Your task:
State how many lines in the listing below include the word "icon". Give nothing but the number.

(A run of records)
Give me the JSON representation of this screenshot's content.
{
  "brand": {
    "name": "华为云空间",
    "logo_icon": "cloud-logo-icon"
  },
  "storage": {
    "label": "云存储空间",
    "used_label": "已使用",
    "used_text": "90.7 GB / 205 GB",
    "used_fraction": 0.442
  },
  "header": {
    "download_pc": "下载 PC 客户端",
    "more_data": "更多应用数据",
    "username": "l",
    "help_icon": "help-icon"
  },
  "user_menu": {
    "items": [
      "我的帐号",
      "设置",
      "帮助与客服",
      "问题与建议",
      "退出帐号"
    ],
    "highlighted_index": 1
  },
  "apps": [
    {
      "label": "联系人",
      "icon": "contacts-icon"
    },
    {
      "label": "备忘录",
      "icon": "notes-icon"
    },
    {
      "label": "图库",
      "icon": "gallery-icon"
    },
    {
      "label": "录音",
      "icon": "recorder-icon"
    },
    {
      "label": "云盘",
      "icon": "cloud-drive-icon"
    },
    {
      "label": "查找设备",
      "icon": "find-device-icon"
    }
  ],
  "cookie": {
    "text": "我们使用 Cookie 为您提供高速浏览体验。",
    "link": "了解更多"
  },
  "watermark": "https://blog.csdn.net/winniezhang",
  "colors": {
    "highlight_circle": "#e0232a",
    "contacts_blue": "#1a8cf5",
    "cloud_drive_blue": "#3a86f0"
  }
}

Correct output:
8